Requirements
How many lines in the records below contain the string "zoom"? Reply with the number alone.
*** Records supplied ***
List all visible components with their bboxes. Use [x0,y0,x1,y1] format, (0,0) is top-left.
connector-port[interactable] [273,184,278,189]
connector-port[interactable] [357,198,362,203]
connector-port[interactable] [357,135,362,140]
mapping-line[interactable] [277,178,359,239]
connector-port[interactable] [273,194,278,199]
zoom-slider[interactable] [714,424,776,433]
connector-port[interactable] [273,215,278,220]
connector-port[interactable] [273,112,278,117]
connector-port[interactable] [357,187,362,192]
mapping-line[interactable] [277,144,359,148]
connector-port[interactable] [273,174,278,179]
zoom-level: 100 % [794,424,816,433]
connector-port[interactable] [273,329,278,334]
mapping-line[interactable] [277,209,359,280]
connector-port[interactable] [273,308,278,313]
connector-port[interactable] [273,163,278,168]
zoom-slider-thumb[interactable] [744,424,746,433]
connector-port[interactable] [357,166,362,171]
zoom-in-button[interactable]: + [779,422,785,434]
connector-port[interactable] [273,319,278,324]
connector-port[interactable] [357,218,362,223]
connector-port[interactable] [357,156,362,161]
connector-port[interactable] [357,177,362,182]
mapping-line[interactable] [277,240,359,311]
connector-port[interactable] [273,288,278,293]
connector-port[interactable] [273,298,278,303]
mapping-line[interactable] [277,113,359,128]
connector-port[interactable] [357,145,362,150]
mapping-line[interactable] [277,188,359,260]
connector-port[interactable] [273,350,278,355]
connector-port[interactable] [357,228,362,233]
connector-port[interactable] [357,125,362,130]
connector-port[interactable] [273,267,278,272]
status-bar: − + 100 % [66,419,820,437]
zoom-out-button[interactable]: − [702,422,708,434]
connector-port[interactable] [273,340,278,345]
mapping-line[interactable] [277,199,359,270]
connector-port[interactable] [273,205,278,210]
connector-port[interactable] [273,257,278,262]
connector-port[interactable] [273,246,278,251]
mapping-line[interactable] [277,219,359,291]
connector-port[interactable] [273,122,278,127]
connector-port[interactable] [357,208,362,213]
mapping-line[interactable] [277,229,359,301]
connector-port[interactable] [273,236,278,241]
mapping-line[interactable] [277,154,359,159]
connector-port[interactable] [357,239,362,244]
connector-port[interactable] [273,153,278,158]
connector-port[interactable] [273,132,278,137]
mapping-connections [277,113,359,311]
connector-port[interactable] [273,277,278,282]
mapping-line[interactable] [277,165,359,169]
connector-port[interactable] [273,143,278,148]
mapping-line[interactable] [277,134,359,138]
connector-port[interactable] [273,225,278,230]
***
Written response
5